→ Items
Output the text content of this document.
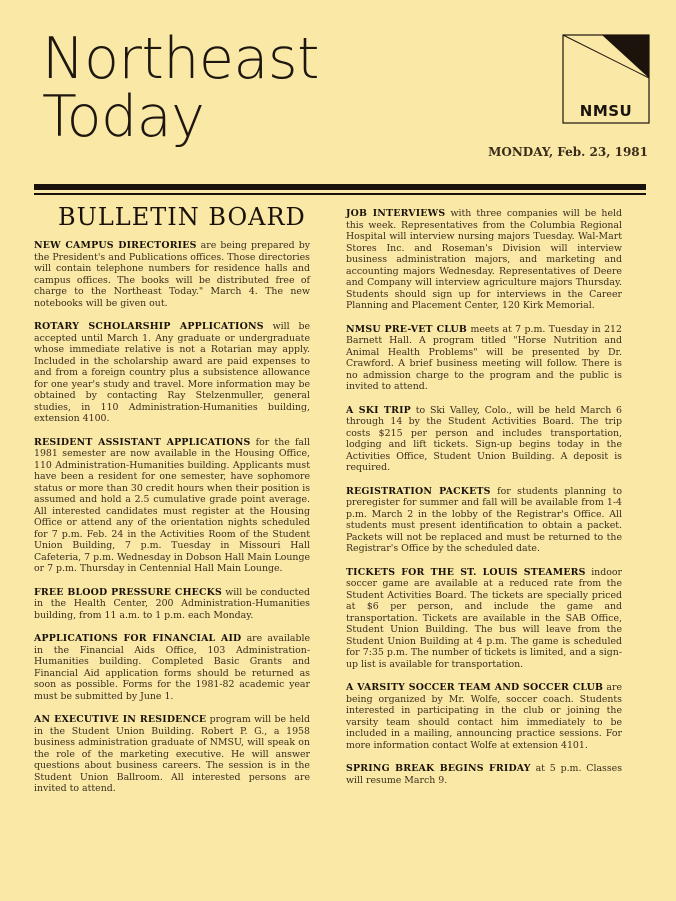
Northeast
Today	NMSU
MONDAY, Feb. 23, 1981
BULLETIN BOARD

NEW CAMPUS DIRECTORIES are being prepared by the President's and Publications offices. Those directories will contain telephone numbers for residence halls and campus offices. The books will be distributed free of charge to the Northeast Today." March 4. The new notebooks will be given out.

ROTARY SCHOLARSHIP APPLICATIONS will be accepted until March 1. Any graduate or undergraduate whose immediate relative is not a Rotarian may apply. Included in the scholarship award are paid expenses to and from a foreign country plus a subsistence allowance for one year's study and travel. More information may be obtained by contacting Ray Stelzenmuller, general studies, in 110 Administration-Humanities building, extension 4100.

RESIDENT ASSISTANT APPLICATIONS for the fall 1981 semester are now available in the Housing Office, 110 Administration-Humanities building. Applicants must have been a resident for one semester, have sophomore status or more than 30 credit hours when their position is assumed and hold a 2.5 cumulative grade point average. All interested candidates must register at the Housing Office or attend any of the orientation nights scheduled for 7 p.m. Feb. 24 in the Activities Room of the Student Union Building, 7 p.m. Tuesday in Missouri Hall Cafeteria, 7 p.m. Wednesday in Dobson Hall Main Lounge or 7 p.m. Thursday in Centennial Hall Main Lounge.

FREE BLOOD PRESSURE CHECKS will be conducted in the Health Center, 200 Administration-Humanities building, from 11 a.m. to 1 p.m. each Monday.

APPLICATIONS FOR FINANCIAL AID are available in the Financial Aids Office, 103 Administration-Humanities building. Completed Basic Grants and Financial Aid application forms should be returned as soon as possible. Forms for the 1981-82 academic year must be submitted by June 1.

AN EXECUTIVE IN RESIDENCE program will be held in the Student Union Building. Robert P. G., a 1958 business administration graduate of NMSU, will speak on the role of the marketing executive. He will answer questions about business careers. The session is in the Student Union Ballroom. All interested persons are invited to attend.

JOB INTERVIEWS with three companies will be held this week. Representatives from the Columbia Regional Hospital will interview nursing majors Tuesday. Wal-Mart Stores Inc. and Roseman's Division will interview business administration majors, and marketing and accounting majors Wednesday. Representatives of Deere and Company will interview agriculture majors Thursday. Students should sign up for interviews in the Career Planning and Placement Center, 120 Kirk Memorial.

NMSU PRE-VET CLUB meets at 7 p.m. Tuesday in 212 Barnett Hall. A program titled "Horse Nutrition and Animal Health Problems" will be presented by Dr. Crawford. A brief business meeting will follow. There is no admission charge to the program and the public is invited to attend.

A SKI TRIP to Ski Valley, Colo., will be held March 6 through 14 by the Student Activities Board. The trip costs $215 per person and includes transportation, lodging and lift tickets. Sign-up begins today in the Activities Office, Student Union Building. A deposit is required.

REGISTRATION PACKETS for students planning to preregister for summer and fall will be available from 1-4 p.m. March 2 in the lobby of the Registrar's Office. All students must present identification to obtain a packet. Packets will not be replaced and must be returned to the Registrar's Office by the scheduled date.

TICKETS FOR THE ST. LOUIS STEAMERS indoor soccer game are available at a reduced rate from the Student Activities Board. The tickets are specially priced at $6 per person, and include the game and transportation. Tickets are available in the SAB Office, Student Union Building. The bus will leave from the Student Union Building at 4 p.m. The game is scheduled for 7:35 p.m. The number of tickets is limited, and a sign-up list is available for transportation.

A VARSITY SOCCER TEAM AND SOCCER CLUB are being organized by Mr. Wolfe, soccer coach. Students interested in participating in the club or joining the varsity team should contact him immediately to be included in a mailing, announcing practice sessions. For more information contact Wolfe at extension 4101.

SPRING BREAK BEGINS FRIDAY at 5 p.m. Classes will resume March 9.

→ Problem statement
Pull every line containing the word "invited" out of the entries above.

→ Exercise answer
AN EXECUTIVE IN RESIDENCE program will be held in the Student Union Building. Robert P. G., a 1958 business administration graduate of NMSU, will speak on the role of the marketing executive. He will answer questions about business careers. The session is in the Student Union Ballroom. All interested persons are invited to attend.
NMSU PRE-VET CLUB meets at 7 p.m. Tuesday in 212 Barnett Hall. A program titled "Horse Nutrition and Animal Health Problems" will be presented by Dr. Crawford. A brief business meeting will follow. There is no admission charge to the program and the public is invited to attend.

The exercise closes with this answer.